*What is being asked*
Return all of the data exactly as written, without the pictures.

Rows from a figure dataset
+ + +
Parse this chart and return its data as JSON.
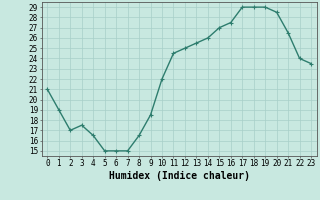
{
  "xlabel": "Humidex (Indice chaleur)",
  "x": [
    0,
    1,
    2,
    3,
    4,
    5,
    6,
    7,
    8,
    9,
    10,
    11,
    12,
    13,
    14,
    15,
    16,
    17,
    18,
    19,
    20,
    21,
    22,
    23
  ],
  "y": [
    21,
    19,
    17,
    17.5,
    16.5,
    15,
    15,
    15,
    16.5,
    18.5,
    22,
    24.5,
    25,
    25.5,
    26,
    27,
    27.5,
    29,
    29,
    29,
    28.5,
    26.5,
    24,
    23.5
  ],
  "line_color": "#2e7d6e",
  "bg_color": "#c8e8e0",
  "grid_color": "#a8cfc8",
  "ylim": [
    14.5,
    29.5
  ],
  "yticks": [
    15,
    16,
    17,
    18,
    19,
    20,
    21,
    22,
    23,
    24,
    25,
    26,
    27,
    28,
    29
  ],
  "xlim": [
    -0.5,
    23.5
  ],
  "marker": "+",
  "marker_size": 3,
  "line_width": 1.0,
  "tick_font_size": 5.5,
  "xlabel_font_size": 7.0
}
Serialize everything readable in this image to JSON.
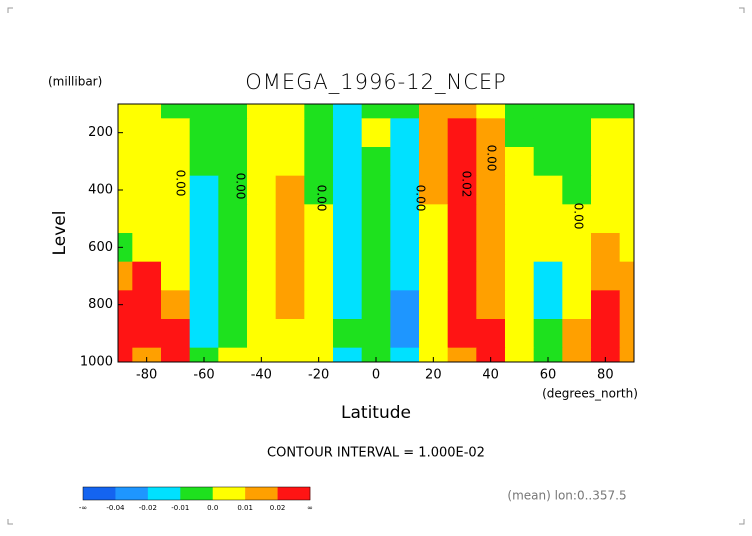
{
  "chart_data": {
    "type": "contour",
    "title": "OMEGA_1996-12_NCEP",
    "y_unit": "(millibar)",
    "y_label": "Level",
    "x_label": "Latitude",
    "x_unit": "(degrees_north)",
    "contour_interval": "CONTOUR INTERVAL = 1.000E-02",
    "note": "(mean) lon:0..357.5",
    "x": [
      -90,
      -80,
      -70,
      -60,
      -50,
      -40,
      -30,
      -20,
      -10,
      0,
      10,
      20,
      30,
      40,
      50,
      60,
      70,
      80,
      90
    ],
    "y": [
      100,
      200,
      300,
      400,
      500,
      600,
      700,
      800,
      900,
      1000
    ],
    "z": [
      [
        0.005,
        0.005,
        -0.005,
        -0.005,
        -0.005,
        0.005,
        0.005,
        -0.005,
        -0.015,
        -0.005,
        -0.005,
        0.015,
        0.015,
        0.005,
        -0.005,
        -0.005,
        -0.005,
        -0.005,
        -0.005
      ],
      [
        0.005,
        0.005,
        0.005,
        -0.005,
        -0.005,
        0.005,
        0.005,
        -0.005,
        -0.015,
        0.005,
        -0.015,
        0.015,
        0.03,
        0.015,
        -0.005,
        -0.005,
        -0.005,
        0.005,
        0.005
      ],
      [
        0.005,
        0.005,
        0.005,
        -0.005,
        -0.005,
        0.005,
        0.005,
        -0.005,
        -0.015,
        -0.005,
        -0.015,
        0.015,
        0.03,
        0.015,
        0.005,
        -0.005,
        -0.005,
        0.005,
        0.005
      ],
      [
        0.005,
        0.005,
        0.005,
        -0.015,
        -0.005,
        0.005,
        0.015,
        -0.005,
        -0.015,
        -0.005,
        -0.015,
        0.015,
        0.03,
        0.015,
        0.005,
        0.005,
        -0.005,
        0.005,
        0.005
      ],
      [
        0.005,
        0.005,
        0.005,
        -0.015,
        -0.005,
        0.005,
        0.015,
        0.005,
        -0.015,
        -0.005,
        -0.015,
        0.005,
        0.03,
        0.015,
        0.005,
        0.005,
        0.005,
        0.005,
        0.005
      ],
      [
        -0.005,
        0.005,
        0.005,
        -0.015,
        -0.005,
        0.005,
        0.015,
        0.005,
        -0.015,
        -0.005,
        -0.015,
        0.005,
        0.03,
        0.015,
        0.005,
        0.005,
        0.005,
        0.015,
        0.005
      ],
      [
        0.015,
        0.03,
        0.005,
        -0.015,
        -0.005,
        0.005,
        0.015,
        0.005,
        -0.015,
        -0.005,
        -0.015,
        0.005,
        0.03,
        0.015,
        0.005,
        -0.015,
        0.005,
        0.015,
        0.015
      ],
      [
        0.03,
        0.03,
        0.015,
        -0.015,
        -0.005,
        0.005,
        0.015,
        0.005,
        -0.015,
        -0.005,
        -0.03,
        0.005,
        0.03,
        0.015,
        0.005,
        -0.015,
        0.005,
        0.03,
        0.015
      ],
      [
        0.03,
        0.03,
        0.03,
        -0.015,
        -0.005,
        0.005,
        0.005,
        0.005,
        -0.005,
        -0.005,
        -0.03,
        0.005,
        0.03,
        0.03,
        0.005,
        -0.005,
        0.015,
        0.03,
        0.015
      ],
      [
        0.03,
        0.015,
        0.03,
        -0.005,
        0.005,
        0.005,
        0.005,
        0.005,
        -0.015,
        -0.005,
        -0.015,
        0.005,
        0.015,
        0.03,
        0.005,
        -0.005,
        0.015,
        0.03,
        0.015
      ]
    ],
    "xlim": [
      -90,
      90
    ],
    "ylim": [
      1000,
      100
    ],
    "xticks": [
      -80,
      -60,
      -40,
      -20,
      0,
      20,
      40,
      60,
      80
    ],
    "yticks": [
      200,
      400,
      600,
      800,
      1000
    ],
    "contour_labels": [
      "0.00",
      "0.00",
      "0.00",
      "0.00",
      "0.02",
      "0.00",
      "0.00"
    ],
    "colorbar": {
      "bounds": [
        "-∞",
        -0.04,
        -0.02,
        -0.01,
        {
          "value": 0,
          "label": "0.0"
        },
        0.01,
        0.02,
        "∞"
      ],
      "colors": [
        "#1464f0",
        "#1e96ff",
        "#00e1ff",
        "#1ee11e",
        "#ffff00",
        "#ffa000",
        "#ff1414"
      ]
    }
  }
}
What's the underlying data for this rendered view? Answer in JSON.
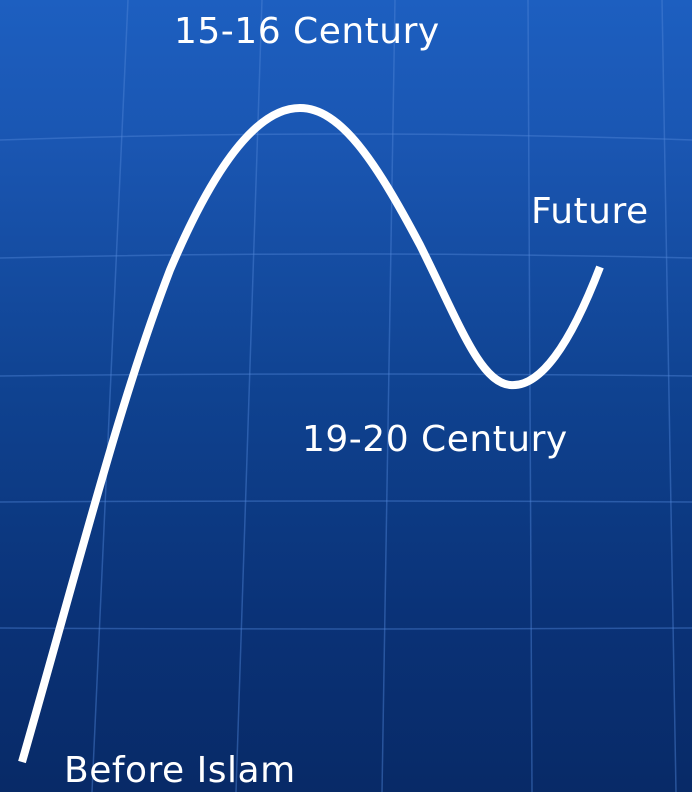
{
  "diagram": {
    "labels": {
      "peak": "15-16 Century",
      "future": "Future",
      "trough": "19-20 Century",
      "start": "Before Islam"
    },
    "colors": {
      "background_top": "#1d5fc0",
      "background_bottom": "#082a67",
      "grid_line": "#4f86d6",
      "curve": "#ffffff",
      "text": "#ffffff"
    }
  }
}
+ + +
*Task solution*
Parse this chart and return its data as JSON.
{
  "xlabel": "Humidex (Indice chaleur)",
  "x": [
    0,
    1,
    2,
    3,
    4,
    5,
    6,
    7,
    8,
    9,
    10,
    11,
    12,
    13,
    14,
    15,
    16,
    17,
    18,
    19,
    20,
    21,
    22,
    23
  ],
  "y": [
    21,
    19,
    17,
    17.5,
    16.5,
    15,
    15,
    15,
    16.5,
    18.5,
    22,
    24.5,
    25,
    25.5,
    26,
    27,
    27.5,
    29,
    29,
    29,
    28.5,
    26.5,
    24,
    23.5
  ],
  "line_color": "#2e7d6e",
  "bg_color": "#c8e8e0",
  "grid_color": "#a8cfc8",
  "ylim": [
    14.5,
    29.5
  ],
  "yticks": [
    15,
    16,
    17,
    18,
    19,
    20,
    21,
    22,
    23,
    24,
    25,
    26,
    27,
    28,
    29
  ],
  "xlim": [
    -0.5,
    23.5
  ],
  "marker": "+",
  "marker_size": 3,
  "line_width": 1.0,
  "tick_font_size": 5.5,
  "xlabel_font_size": 7.0
}
Serialize everything readable in this image to JSON.
{
  "chart_data": {
    "type": "contour",
    "title": "OMEGA_1996-12_NCEP",
    "y_unit": "(millibar)",
    "y_label": "Level",
    "x_label": "Latitude",
    "x_unit": "(degrees_north)",
    "contour_interval": "CONTOUR INTERVAL = 1.000E-02",
    "note": "(mean) lon:0..357.5",
    "x": [
      -90,
      -80,
      -70,
      -60,
      -50,
      -40,
      -30,
      -20,
      -10,
      0,
      10,
      20,
      30,
      40,
      50,
      60,
      70,
      80,
      90
    ],
    "y": [
      100,
      200,
      300,
      400,
      500,
      600,
      700,
      800,
      900,
      1000
    ],
    "z": [
      [
        0.005,
        0.005,
        -0.005,
        -0.005,
        -0.005,
        0.005,
        0.005,
        -0.005,
        -0.015,
        -0.005,
        -0.005,
        0.015,
        0.015,
        0.005,
        -0.005,
        -0.005,
        -0.005,
        -0.005,
        -0.005
      ],
      [
        0.005,
        0.005,
        0.005,
        -0.005,
        -0.005,
        0.005,
        0.005,
        -0.005,
        -0.015,
        0.005,
        -0.015,
        0.015,
        0.03,
        0.015,
        -0.005,
        -0.005,
        -0.005,
        0.005,
        0.005
      ],
      [
        0.005,
        0.005,
        0.005,
        -0.005,
        -0.005,
        0.005,
        0.005,
        -0.005,
        -0.015,
        -0.005,
        -0.015,
        0.015,
        0.03,
        0.015,
        0.005,
        -0.005,
        -0.005,
        0.005,
        0.005
      ],
      [
        0.005,
        0.005,
        0.005,
        -0.015,
        -0.005,
        0.005,
        0.015,
        -0.005,
        -0.015,
        -0.005,
        -0.015,
        0.015,
        0.03,
        0.015,
        0.005,
        0.005,
        -0.005,
        0.005,
        0.005
      ],
      [
        0.005,
        0.005,
        0.005,
        -0.015,
        -0.005,
        0.005,
        0.015,
        0.005,
        -0.015,
        -0.005,
        -0.015,
        0.005,
        0.03,
        0.015,
        0.005,
        0.005,
        0.005,
        0.005,
        0.005
      ],
      [
        -0.005,
        0.005,
        0.005,
        -0.015,
        -0.005,
        0.005,
        0.015,
        0.005,
        -0.015,
        -0.005,
        -0.015,
        0.005,
        0.03,
        0.015,
        0.005,
        0.005,
        0.005,
        0.015,
        0.005
      ],
      [
        0.015,
        0.03,
        0.005,
        -0.015,
        -0.005,
        0.005,
        0.015,
        0.005,
        -0.015,
        -0.005,
        -0.015,
        0.005,
        0.03,
        0.015,
        0.005,
        -0.015,
        0.005,
        0.015,
        0.015
      ],
      [
        0.03,
        0.03,
        0.015,
        -0.015,
        -0.005,
        0.005,
        0.015,
        0.005,
        -0.015,
        -0.005,
        -0.03,
        0.005,
        0.03,
        0.015,
        0.005,
        -0.015,
        0.005,
        0.03,
        0.015
      ],
      [
        0.03,
        0.03,
        0.03,
        -0.015,
        -0.005,
        0.005,
        0.005,
        0.005,
        -0.005,
        -0.005,
        -0.03,
        0.005,
        0.03,
        0.03,
        0.005,
        -0.005,
        0.015,
        0.03,
        0.015
      ],
      [
        0.03,
        0.015,
        0.03,
        -0.005,
        0.005,
        0.005,
        0.005,
        0.005,
        -0.015,
        -0.005,
        -0.015,
        0.005,
        0.015,
        0.03,
        0.005,
        -0.005,
        0.015,
        0.03,
        0.015
      ]
    ],
    "xlim": [
      -90,
      90
    ],
    "ylim": [
      1000,
      100
    ],
    "xticks": [
      -80,
      -60,
      -40,
      -20,
      0,
      20,
      40,
      60,
      80
    ],
    "yticks": [
      200,
      400,
      600,
      800,
      1000
    ],
    "contour_labels": [
      "0.00",
      "0.00",
      "0.00",
      "0.00",
      "0.02",
      "0.00",
      "0.00"
    ],
    "colorbar": {
      "bounds": [
        "-∞",
        -0.04,
        -0.02,
        -0.01,
        {
          "value": 0,
          "label": "0.0"
        },
        0.01,
        0.02,
        "∞"
      ],
      "colors": [
        "#1464f0",
        "#1e96ff",
        "#00e1ff",
        "#1ee11e",
        "#ffff00",
        "#ffa000",
        "#ff1414"
      ]
    }
  }
}
What's the underlying data for this rendered view? Answer in JSON.
{
  "diagram": {
    "labels": {
      "peak": "15-16 Century",
      "future": "Future",
      "trough": "19-20 Century",
      "start": "Before Islam"
    },
    "colors": {
      "background_top": "#1d5fc0",
      "background_bottom": "#082a67",
      "grid_line": "#4f86d6",
      "curve": "#ffffff",
      "text": "#ffffff"
    }
  }
}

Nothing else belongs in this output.